## EXERCISE INSTRUCTIONS
Output every line below exactly.
-- start --
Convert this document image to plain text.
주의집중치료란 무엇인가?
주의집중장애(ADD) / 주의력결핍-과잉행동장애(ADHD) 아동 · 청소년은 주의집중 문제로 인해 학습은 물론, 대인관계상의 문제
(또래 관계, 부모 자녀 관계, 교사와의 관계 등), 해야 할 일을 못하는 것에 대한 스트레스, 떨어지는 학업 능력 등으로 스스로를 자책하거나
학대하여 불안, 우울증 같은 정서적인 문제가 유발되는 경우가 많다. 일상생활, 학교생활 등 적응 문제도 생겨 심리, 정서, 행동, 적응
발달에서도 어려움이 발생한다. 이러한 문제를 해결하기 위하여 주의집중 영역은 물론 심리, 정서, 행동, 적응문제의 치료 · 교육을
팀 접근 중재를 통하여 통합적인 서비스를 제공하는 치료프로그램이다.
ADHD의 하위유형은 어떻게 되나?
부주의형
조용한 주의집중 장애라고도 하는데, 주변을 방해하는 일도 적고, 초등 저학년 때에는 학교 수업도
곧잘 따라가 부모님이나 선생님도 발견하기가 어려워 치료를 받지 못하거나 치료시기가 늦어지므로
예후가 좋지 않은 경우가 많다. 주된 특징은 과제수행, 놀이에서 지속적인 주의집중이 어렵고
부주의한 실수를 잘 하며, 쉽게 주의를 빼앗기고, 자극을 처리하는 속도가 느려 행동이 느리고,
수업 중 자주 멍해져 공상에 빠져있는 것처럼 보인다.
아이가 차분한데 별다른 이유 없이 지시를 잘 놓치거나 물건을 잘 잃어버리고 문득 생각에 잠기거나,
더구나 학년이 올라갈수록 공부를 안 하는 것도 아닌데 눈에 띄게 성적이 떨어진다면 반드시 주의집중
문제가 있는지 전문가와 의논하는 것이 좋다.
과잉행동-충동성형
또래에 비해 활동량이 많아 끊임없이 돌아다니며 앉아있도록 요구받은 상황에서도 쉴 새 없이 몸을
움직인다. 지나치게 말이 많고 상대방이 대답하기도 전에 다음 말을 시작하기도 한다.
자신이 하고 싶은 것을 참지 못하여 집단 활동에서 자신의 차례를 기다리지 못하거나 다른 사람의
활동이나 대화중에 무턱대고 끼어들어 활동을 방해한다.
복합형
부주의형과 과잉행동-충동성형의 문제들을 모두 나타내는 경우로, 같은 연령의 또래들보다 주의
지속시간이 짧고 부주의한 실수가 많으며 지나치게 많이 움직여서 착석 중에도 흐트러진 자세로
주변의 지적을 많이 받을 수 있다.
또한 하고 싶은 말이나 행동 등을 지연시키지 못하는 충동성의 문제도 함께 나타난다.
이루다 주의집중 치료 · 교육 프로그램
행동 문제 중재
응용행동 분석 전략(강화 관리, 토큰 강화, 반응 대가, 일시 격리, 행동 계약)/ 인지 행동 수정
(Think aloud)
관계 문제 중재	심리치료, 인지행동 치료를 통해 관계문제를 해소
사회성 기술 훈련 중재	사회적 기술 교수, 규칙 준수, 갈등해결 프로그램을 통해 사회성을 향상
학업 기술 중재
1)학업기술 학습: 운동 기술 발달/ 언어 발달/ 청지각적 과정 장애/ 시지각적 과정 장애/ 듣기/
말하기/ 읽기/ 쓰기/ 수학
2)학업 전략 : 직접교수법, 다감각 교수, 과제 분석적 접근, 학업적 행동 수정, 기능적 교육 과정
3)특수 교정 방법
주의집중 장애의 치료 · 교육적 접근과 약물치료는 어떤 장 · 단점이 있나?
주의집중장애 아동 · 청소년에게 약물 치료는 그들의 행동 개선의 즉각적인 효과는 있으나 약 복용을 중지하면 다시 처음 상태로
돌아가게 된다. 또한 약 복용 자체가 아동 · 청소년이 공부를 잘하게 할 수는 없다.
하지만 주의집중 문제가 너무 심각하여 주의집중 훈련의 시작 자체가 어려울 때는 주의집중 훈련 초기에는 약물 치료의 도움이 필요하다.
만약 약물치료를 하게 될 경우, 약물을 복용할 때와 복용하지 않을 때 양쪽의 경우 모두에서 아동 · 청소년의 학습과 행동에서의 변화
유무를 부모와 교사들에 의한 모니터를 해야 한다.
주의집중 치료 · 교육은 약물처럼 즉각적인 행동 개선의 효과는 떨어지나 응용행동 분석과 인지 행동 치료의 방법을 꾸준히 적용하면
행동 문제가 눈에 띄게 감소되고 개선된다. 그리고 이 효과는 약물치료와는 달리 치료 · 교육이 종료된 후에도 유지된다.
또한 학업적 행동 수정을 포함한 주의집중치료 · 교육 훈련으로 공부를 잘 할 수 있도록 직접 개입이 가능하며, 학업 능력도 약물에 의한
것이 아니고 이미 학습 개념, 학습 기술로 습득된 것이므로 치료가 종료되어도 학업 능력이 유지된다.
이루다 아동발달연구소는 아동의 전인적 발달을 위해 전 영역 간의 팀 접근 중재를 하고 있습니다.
-- end --
## RESPONSE TO THIS TASK
Convert this document image to plain text.
주의집중치료란 무엇인가?
주의집중장애(ADD) / 주의력결핍-과잉행동장애(ADHD) 아동 · 청소년은 주의집중 문제로 인해 학습은 물론, 대인관계상의 문제
(또래 관계, 부모 자녀 관계, 교사와의 관계 등), 해야 할 일을 못하는 것에 대한 스트레스, 떨어지는 학업 능력 등으로 스스로를 자책하거나
학대하여 불안, 우울증 같은 정서적인 문제가 유발되는 경우가 많다. 일상생활, 학교생활 등 적응 문제도 생겨 심리, 정서, 행동, 적응
발달에서도 어려움이 발생한다. 이러한 문제를 해결하기 위하여 주의집중 영역은 물론 심리, 정서, 행동, 적응문제의 치료 · 교육을
팀 접근 중재를 통하여 통합적인 서비스를 제공하는 치료프로그램이다.
ADHD의 하위유형은 어떻게 되나?
부주의형
조용한 주의집중 장애라고도 하는데, 주변을 방해하는 일도 적고, 초등 저학년 때에는 학교 수업도
곧잘 따라가 부모님이나 선생님도 발견하기가 어려워 치료를 받지 못하거나 치료시기가 늦어지므로
예후가 좋지 않은 경우가 많다. 주된 특징은 과제수행, 놀이에서 지속적인 주의집중이 어렵고
부주의한 실수를 잘 하며, 쉽게 주의를 빼앗기고, 자극을 처리하는 속도가 느려 행동이 느리고,
수업 중 자주 멍해져 공상에 빠져있는 것처럼 보인다.
아이가 차분한데 별다른 이유 없이 지시를 잘 놓치거나 물건을 잘 잃어버리고 문득 생각에 잠기거나,
더구나 학년이 올라갈수록 공부를 안 하는 것도 아닌데 눈에 띄게 성적이 떨어진다면 반드시 주의집중
문제가 있는지 전문가와 의논하는 것이 좋다.
과잉행동-충동성형
또래에 비해 활동량이 많아 끊임없이 돌아다니며 앉아있도록 요구받은 상황에서도 쉴 새 없이 몸을
움직인다. 지나치게 말이 많고 상대방이 대답하기도 전에 다음 말을 시작하기도 한다.
자신이 하고 싶은 것을 참지 못하여 집단 활동에서 자신의 차례를 기다리지 못하거나 다른 사람의
활동이나 대화중에 무턱대고 끼어들어 활동을 방해한다.
복합형
부주의형과 과잉행동-충동성형의 문제들을 모두 나타내는 경우로, 같은 연령의 또래들보다 주의
지속시간이 짧고 부주의한 실수가 많으며 지나치게 많이 움직여서 착석 중에도 흐트러진 자세로
주변의 지적을 많이 받을 수 있다.
또한 하고 싶은 말이나 행동 등을 지연시키지 못하는 충동성의 문제도 함께 나타난다.
이루다 주의집중 치료 · 교육 프로그램
행동 문제 중재
응용행동 분석 전략(강화 관리, 토큰 강화, 반응 대가, 일시 격리, 행동 계약)/ 인지 행동 수정
(Think aloud)
관계 문제 중재	심리치료, 인지행동 치료를 통해 관계문제를 해소
사회성 기술 훈련 중재	사회적 기술 교수, 규칙 준수, 갈등해결 프로그램을 통해 사회성을 향상
학업 기술 중재
1)학업기술 학습: 운동 기술 발달/ 언어 발달/ 청지각적 과정 장애/ 시지각적 과정 장애/ 듣기/
말하기/ 읽기/ 쓰기/ 수학
2)학업 전략 : 직접교수법, 다감각 교수, 과제 분석적 접근, 학업적 행동 수정, 기능적 교육 과정
3)특수 교정 방법
주의집중 장애의 치료 · 교육적 접근과 약물치료는 어떤 장 · 단점이 있나?
주의집중장애 아동 · 청소년에게 약물 치료는 그들의 행동 개선의 즉각적인 효과는 있으나 약 복용을 중지하면 다시 처음 상태로
돌아가게 된다. 또한 약 복용 자체가 아동 · 청소년이 공부를 잘하게 할 수는 없다.
하지만 주의집중 문제가 너무 심각하여 주의집중 훈련의 시작 자체가 어려울 때는 주의집중 훈련 초기에는 약물 치료의 도움이 필요하다.
만약 약물치료를 하게 될 경우, 약물을 복용할 때와 복용하지 않을 때 양쪽의 경우 모두에서 아동 · 청소년의 학습과 행동에서의 변화
유무를 부모와 교사들에 의한 모니터를 해야 한다.
주의집중 치료 · 교육은 약물처럼 즉각적인 행동 개선의 효과는 떨어지나 응용행동 분석과 인지 행동 치료의 방법을 꾸준히 적용하면
행동 문제가 눈에 띄게 감소되고 개선된다. 그리고 이 효과는 약물치료와는 달리 치료 · 교육이 종료된 후에도 유지된다.
또한 학업적 행동 수정을 포함한 주의집중치료 · 교육 훈련으로 공부를 잘 할 수 있도록 직접 개입이 가능하며, 학업 능력도 약물에 의한
것이 아니고 이미 학습 개념, 학습 기술로 습득된 것이므로 치료가 종료되어도 학업 능력이 유지된다.
이루다 아동발달연구소는 아동의 전인적 발달을 위해 전 영역 간의 팀 접근 중재를 하고 있습니다.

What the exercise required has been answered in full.